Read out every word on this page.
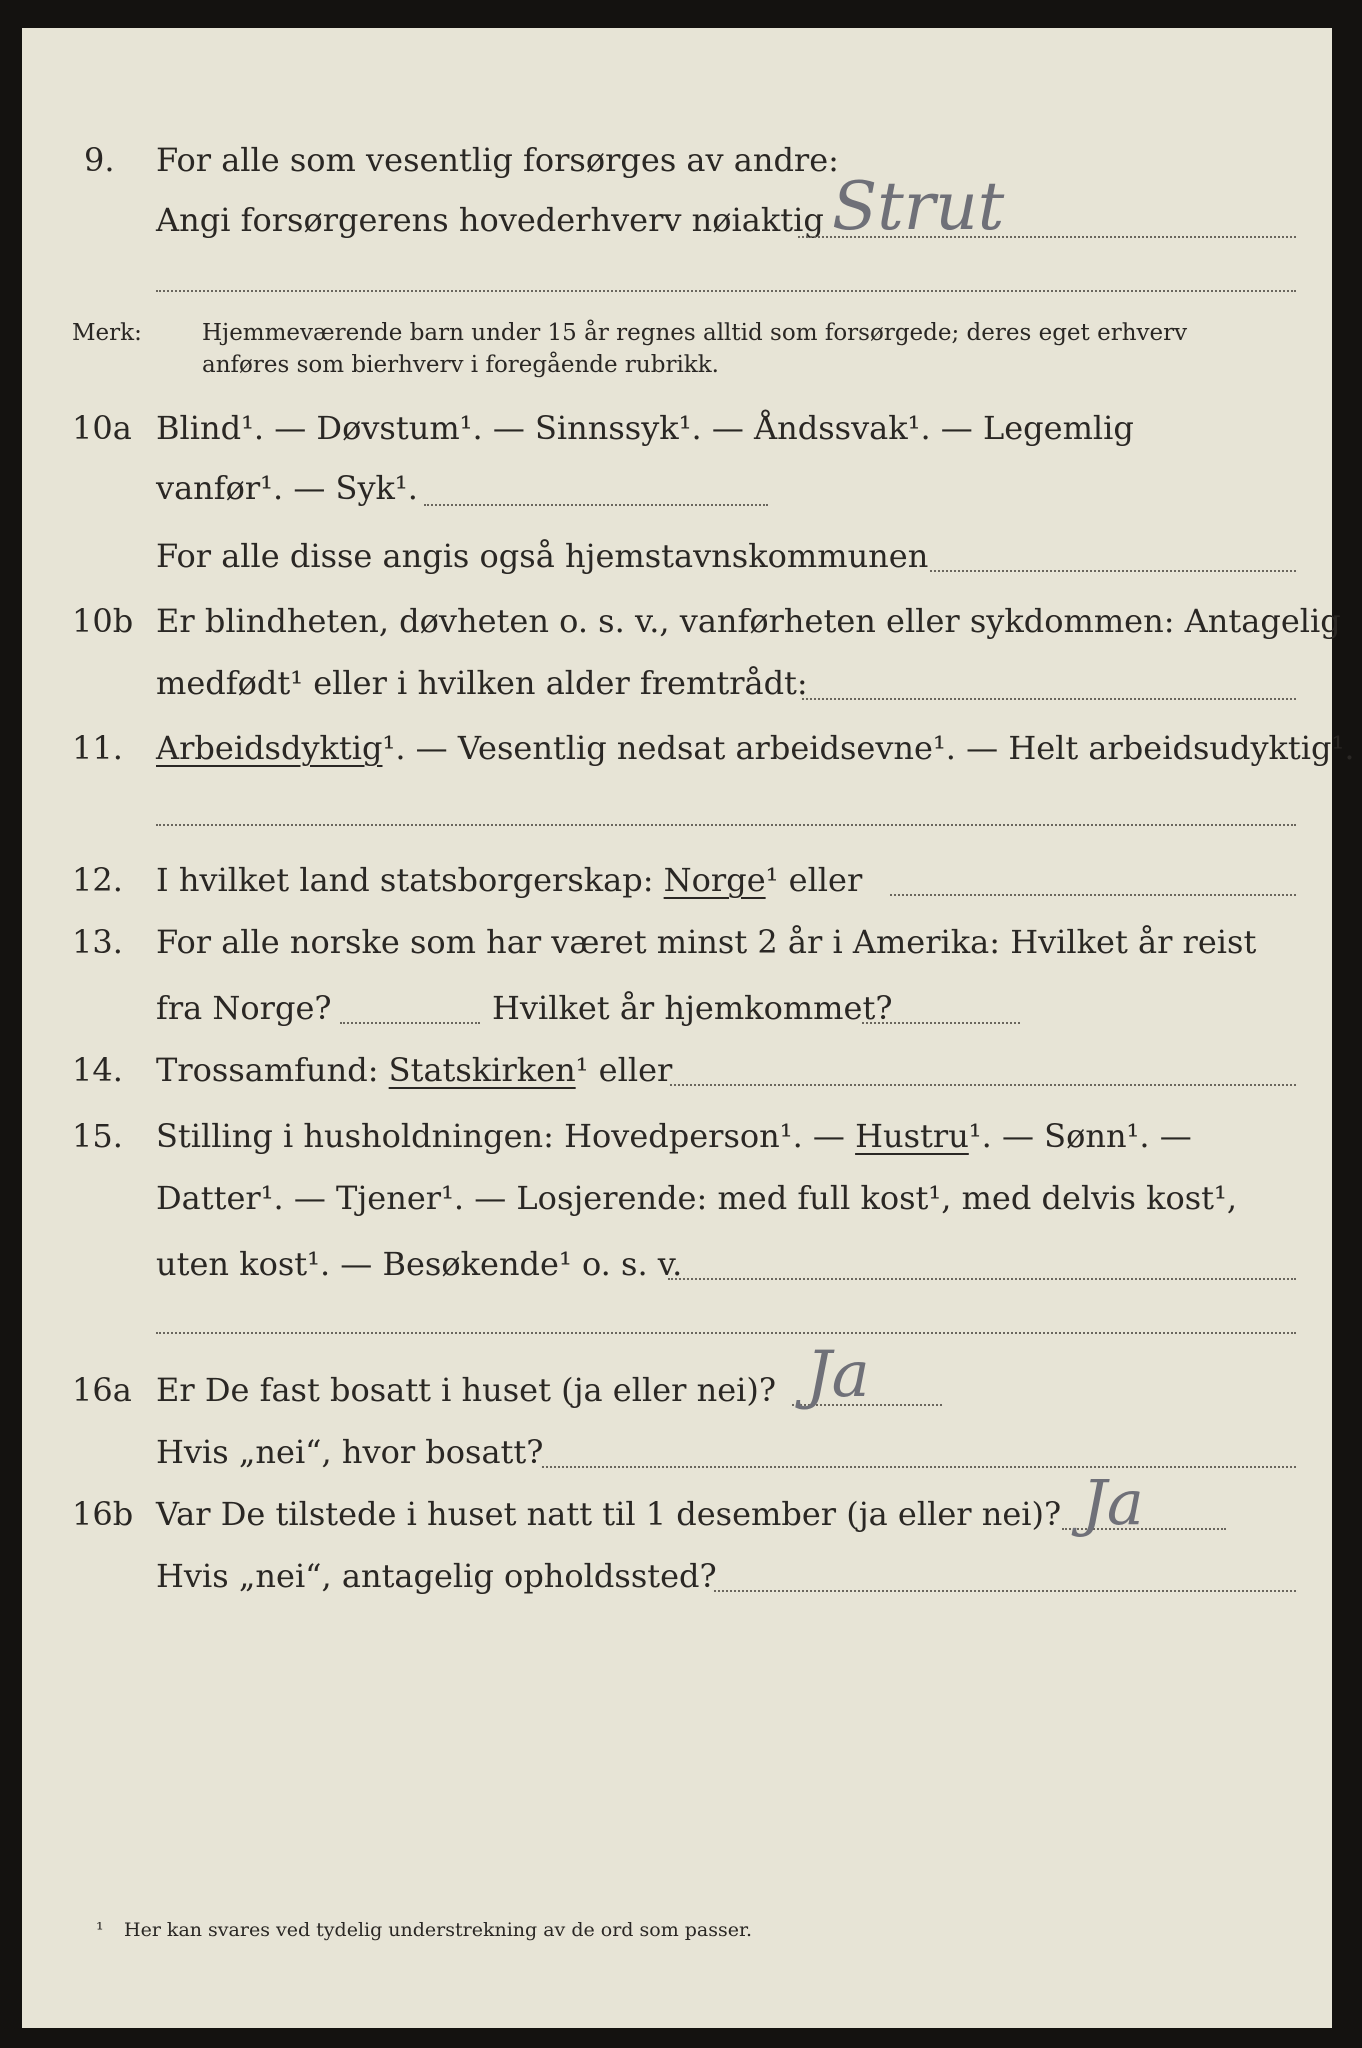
9. For alle som vesentlig forsørges av andre:
Angi forsørgerens hovederhverv nøiaktig Strut
Merk:	Hjemmeværende barn under 15 år regnes alltid som forsørgede; deres eget erhverv
anføres som bierhverv i foregående rubrikk.
10a Blind¹. — Døvstum¹. — Sinnssyk¹. — Åndssvak¹. — Legemlig
vanfør¹. — Syk¹.
For alle disse angis også hjemstavnskommunen
10b Er blindheten, døvheten o. s. v., vanførheten eller sykdommen: Antagelig
medfødt¹ eller i hvilken alder fremtrådt:
11. Arbeidsdyktig¹. — Vesentlig nedsat arbeidsevne¹. — Helt arbeidsudyktig¹.
12. I hvilket land statsborgerskap: Norge¹ eller
13. For alle norske som har været minst 2 år i Amerika: Hvilket år reist
fra Norge?	Hvilket år hjemkommet?
14. Trossamfund: Statskirken¹ eller
15. Stilling i husholdningen: Hovedperson¹. — Hustru¹. — Sønn¹. —
Datter¹. — Tjener¹. — Losjerende: med full kost¹, med delvis kost¹,
uten kost¹. — Besøkende¹ o. s. v.
16a Er De fast bosatt i huset (ja eller nei)? Ja
Hvis „nei“, hvor bosatt?
16b Var De tilstede i huset natt til 1 desember (ja eller nei)? Ja
Hvis „nei“, antagelig opholdssted?
¹ Her kan svares ved tydelig understrekning av de ord som passer.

----------

**SET TASK**
Using the material above, set down every line exactly, but skip the pictures.

**FINISHED TASK**
Read out every word on this page.
9. For alle som vesentlig forsørges av andre:
Angi forsørgerens hovederhverv nøiaktig Strut
Merk:	Hjemmeværende barn under 15 år regnes alltid som forsørgede; deres eget erhverv
anføres som bierhverv i foregående rubrikk.
10a Blind¹. — Døvstum¹. — Sinnssyk¹. — Åndssvak¹. — Legemlig
vanfør¹. — Syk¹.
For alle disse angis også hjemstavnskommunen
10b Er blindheten, døvheten o. s. v., vanførheten eller sykdommen: Antagelig
medfødt¹ eller i hvilken alder fremtrådt:
11. Arbeidsdyktig¹. — Vesentlig nedsat arbeidsevne¹. — Helt arbeidsudyktig¹.
12. I hvilket land statsborgerskap: Norge¹ eller
13. For alle norske som har været minst 2 år i Amerika: Hvilket år reist
fra Norge?	Hvilket år hjemkommet?
14. Trossamfund: Statskirken¹ eller
15. Stilling i husholdningen: Hovedperson¹. — Hustru¹. — Sønn¹. —
Datter¹. — Tjener¹. — Losjerende: med full kost¹, med delvis kost¹,
uten kost¹. — Besøkende¹ o. s. v.
16a Er De fast bosatt i huset (ja eller nei)? Ja
Hvis „nei“, hvor bosatt?
16b Var De tilstede i huset natt til 1 desember (ja eller nei)? Ja
Hvis „nei“, antagelig opholdssted?
¹ Her kan svares ved tydelig understrekning av de ord som passer.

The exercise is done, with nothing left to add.